WHAT IS EXPECTED - Gather every line in the records below that contains the word "scientists".
Start of MATERIAL TO PROCESS
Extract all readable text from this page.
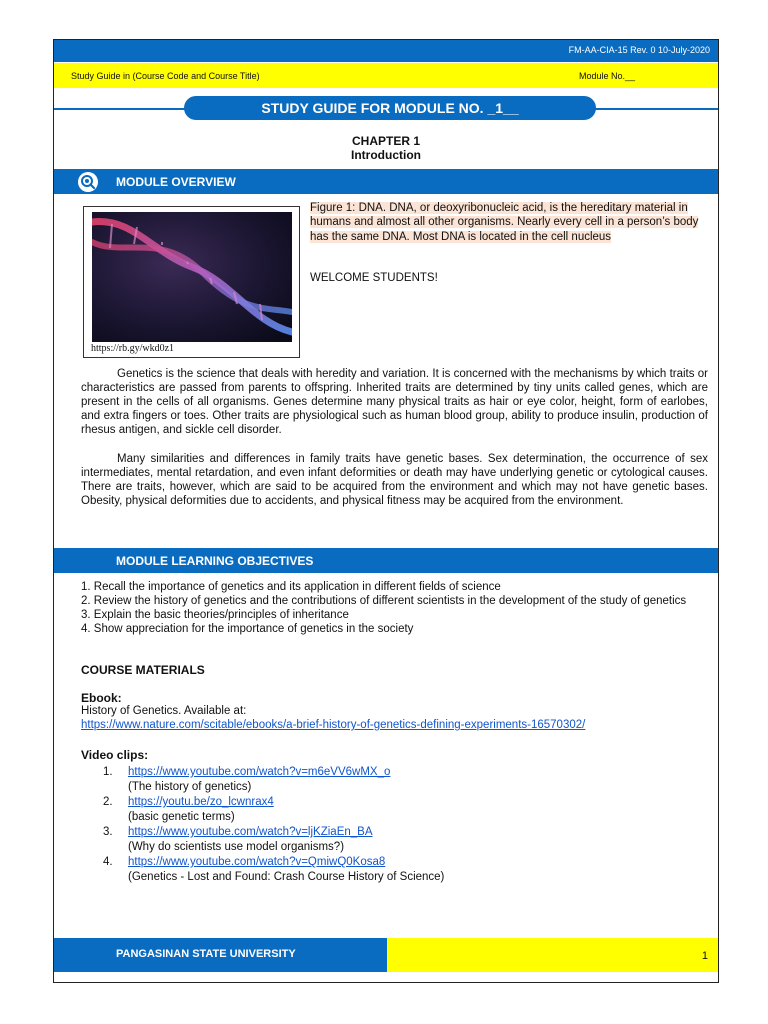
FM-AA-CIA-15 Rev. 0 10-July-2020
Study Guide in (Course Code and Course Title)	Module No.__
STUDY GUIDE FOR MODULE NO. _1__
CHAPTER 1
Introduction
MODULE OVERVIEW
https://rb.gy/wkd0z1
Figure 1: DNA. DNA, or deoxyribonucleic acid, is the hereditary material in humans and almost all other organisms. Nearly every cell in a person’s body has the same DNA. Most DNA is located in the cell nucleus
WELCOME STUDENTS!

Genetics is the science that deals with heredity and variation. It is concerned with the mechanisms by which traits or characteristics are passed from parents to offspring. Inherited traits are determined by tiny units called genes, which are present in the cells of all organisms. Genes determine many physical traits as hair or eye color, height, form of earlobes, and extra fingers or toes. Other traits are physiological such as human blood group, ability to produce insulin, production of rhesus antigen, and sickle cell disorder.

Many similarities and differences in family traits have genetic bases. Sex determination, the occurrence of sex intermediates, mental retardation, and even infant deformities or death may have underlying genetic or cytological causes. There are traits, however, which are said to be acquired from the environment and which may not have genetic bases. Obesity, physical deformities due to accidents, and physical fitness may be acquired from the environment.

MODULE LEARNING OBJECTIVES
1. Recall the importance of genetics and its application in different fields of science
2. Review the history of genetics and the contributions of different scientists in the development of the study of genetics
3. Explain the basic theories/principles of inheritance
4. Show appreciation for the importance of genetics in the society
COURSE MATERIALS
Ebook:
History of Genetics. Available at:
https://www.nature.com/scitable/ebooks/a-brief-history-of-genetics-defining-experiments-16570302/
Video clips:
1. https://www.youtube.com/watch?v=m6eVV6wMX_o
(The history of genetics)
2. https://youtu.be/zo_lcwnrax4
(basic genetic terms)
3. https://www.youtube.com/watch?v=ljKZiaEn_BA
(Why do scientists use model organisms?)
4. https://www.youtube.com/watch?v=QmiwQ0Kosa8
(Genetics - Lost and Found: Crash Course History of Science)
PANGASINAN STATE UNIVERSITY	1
End of MATERIAL TO PROCESS
SOLUTION FOR THIS PROBLEM -
2. Review the history of genetics and the contributions of different scientists in the development of the study of genetics
(Why do scientists use model organisms?)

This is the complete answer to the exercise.